AIM: Reproduce each of the lines below, renaming every occurrence of "peak-label" to "summit-label" and leaving all other text unchanged.

MATERIAL:
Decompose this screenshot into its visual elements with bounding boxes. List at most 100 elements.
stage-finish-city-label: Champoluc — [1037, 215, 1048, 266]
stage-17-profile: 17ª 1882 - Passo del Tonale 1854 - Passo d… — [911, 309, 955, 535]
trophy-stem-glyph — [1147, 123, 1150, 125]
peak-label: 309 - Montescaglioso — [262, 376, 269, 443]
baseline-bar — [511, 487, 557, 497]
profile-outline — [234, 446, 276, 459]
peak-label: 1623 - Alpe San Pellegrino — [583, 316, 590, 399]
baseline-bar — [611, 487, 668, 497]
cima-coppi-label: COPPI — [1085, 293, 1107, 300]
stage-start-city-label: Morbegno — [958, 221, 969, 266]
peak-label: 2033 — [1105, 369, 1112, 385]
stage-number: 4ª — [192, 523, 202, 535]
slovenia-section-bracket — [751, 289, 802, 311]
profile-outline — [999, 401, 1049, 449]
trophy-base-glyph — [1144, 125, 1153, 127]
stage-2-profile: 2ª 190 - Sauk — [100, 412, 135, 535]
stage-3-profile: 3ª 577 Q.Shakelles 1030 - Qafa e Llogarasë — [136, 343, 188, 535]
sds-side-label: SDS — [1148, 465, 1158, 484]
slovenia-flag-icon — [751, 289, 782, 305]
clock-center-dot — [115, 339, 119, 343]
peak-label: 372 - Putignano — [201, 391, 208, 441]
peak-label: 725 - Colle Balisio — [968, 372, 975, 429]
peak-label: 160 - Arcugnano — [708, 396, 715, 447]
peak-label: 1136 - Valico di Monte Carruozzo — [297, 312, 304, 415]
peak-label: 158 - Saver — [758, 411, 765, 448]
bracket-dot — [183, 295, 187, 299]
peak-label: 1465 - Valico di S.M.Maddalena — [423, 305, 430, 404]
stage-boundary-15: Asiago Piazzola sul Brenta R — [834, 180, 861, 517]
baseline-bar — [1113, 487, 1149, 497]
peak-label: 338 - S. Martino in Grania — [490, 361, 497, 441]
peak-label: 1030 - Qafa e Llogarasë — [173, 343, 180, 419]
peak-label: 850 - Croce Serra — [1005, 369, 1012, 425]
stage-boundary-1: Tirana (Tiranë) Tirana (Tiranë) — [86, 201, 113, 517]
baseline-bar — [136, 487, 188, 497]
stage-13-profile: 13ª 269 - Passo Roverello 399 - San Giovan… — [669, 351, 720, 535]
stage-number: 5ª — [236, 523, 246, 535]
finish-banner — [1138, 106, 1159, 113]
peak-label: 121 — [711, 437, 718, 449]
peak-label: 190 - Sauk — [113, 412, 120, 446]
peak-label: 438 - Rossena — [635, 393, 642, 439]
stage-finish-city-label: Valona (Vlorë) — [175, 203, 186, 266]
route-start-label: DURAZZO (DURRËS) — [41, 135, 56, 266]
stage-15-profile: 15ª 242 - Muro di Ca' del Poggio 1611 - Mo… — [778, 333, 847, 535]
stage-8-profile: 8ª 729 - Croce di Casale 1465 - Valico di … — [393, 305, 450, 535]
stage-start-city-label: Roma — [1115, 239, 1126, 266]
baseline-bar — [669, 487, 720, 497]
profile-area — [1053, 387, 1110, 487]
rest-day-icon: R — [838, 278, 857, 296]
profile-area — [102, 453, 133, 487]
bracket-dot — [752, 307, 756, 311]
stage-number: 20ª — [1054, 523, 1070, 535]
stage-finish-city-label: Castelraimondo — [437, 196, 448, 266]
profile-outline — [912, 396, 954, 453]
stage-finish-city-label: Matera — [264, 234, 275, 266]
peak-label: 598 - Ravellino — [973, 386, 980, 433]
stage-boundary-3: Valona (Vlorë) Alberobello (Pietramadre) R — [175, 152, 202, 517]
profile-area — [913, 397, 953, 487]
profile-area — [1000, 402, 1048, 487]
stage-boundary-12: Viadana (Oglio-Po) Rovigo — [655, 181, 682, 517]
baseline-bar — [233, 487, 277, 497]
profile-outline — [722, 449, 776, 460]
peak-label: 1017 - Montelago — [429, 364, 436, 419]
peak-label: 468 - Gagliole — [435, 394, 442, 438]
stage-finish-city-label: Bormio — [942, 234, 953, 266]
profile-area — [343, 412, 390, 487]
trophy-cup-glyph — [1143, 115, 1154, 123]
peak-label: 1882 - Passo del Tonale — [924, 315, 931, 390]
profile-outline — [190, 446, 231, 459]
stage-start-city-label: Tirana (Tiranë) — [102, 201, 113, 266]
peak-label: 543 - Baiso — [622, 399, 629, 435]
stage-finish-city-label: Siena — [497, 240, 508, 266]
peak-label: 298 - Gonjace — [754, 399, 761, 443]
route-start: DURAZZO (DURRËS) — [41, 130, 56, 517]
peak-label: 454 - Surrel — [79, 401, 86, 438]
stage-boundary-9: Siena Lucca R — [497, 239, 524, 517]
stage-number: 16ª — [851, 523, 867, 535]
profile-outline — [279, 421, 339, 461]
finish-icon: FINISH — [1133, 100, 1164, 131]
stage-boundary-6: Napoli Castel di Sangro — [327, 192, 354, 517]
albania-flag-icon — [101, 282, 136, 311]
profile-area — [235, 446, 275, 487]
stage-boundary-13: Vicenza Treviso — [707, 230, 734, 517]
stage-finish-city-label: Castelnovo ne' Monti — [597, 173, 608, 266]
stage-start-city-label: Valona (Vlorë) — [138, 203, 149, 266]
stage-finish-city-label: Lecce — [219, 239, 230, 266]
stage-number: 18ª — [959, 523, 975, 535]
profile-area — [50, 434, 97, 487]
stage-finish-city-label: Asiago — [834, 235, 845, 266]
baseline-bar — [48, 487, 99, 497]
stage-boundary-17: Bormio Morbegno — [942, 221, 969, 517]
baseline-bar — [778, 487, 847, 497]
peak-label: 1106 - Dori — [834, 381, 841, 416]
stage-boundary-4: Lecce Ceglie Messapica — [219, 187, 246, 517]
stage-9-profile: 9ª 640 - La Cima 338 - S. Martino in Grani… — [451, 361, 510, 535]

REPLY TO THE EXERCISE:
Decompose this screenshot into its visual elements with bounding boxes. List at most 100 elements.
stage-finish-city-label: Champoluc — [1037, 215, 1048, 266]
stage-17-profile: 17ª 1882 - Passo del Tonale 1854 - Passo d… — [911, 309, 955, 535]
trophy-stem-glyph — [1147, 123, 1150, 125]
summit-label: 309 - Montescaglioso — [262, 376, 269, 443]
baseline-bar — [511, 487, 557, 497]
profile-outline — [234, 446, 276, 459]
summit-label: 1623 - Alpe San Pellegrino — [583, 316, 590, 399]
baseline-bar — [611, 487, 668, 497]
cima-coppi-label: COPPI — [1085, 293, 1107, 300]
stage-start-city-label: Morbegno — [958, 221, 969, 266]
summit-label: 2033 — [1105, 369, 1112, 385]
stage-number: 4ª — [192, 523, 202, 535]
slovenia-section-bracket — [751, 289, 802, 311]
profile-outline — [999, 401, 1049, 449]
trophy-base-glyph — [1144, 125, 1153, 127]
stage-2-profile: 2ª 190 - Sauk — [100, 412, 135, 535]
stage-3-profile: 3ª 577 Q.Shakelles 1030 - Qafa e Llogarasë — [136, 343, 188, 535]
sds-side-label: SDS — [1148, 465, 1158, 484]
slovenia-flag-icon — [751, 289, 782, 305]
clock-center-dot — [115, 339, 119, 343]
summit-label: 372 - Putignano — [201, 391, 208, 441]
summit-label: 725 - Colle Balisio — [968, 372, 975, 429]
summit-label: 160 - Arcugnano — [708, 396, 715, 447]
summit-label: 1136 - Valico di Monte Carruozzo — [297, 312, 304, 415]
summit-label: 158 - Saver — [758, 411, 765, 448]
bracket-dot — [183, 295, 187, 299]
summit-label: 1465 - Valico di S.M.Maddalena — [423, 305, 430, 404]
stage-boundary-15: Asiago Piazzola sul Brenta R — [834, 180, 861, 517]
baseline-bar — [1113, 487, 1149, 497]
summit-label: 338 - S. Martino in Grania — [490, 361, 497, 441]
summit-label: 1030 - Qafa e Llogarasë — [173, 343, 180, 419]
summit-label: 850 - Croce Serra — [1005, 369, 1012, 425]
stage-boundary-1: Tirana (Tiranë) Tirana (Tiranë) — [86, 201, 113, 517]
baseline-bar — [136, 487, 188, 497]
stage-13-profile: 13ª 269 - Passo Roverello 399 - San Giovan… — [669, 351, 720, 535]
stage-number: 5ª — [236, 523, 246, 535]
finish-banner — [1138, 106, 1159, 113]
summit-label: 121 — [711, 437, 718, 449]
summit-label: 190 - Sauk — [113, 412, 120, 446]
summit-label: 438 - Rossena — [635, 393, 642, 439]
stage-finish-city-label: Valona (Vlorë) — [175, 203, 186, 266]
route-start-label: DURAZZO (DURRËS) — [41, 135, 56, 266]
stage-15-profile: 15ª 242 - Muro di Ca' del Poggio 1611 - Mo… — [778, 333, 847, 535]
stage-8-profile: 8ª 729 - Croce di Casale 1465 - Valico di … — [393, 305, 450, 535]
stage-start-city-label: Roma — [1115, 239, 1126, 266]
baseline-bar — [669, 487, 720, 497]
profile-area — [1053, 387, 1110, 487]
rest-day-icon: R — [838, 278, 857, 296]
profile-area — [102, 453, 133, 487]
bracket-dot — [752, 307, 756, 311]
stage-number: 20ª — [1054, 523, 1070, 535]
stage-finish-city-label: Castelraimondo — [437, 196, 448, 266]
profile-outline — [912, 396, 954, 453]
stage-finish-city-label: Matera — [264, 234, 275, 266]
summit-label: 598 - Ravellino — [973, 386, 980, 433]
stage-boundary-3: Valona (Vlorë) Alberobello (Pietramadre) R — [175, 152, 202, 517]
profile-area — [913, 397, 953, 487]
profile-area — [1000, 402, 1048, 487]
stage-boundary-12: Viadana (Oglio-Po) Rovigo — [655, 181, 682, 517]
baseline-bar — [233, 487, 277, 497]
profile-outline — [722, 449, 776, 460]
summit-label: 1017 - Montelago — [429, 364, 436, 419]
summit-label: 468 - Gagliole — [435, 394, 442, 438]
stage-finish-city-label: Bormio — [942, 234, 953, 266]
profile-area — [343, 412, 390, 487]
trophy-cup-glyph — [1143, 115, 1154, 123]
summit-label: 1882 - Passo del Tonale — [924, 315, 931, 390]
profile-outline — [190, 446, 231, 459]
stage-start-city-label: Tirana (Tiranë) — [102, 201, 113, 266]
summit-label: 543 - Baiso — [622, 399, 629, 435]
stage-finish-city-label: Siena — [497, 240, 508, 266]
summit-label: 298 - Gonjace — [754, 399, 761, 443]
route-start: DURAZZO (DURRËS) — [41, 130, 56, 517]
summit-label: 454 - Surrel — [79, 401, 86, 438]
stage-boundary-9: Siena Lucca R — [497, 239, 524, 517]
stage-number: 16ª — [851, 523, 867, 535]
profile-outline — [279, 421, 339, 461]
finish-icon: FINISH — [1133, 100, 1164, 131]
stage-boundary-6: Napoli Castel di Sangro — [327, 192, 354, 517]
albania-flag-icon — [101, 282, 136, 311]
profile-area — [235, 446, 275, 487]
stage-boundary-13: Vicenza Treviso — [707, 230, 734, 517]
stage-finish-city-label: Castelnovo ne' Monti — [597, 173, 608, 266]
stage-start-city-label: Valona (Vlorë) — [138, 203, 149, 266]
stage-finish-city-label: Lecce — [219, 239, 230, 266]
stage-number: 18ª — [959, 523, 975, 535]
profile-area — [50, 434, 97, 487]
stage-finish-city-label: Asiago — [834, 235, 845, 266]
baseline-bar — [48, 487, 99, 497]
stage-boundary-17: Bormio Morbegno — [942, 221, 969, 517]
baseline-bar — [778, 487, 847, 497]
summit-label: 1106 - Dori — [834, 381, 841, 416]
stage-boundary-4: Lecce Ceglie Messapica — [219, 187, 246, 517]
stage-9-profile: 9ª 640 - La Cima 338 - S. Martino in Grani… — [451, 361, 510, 535]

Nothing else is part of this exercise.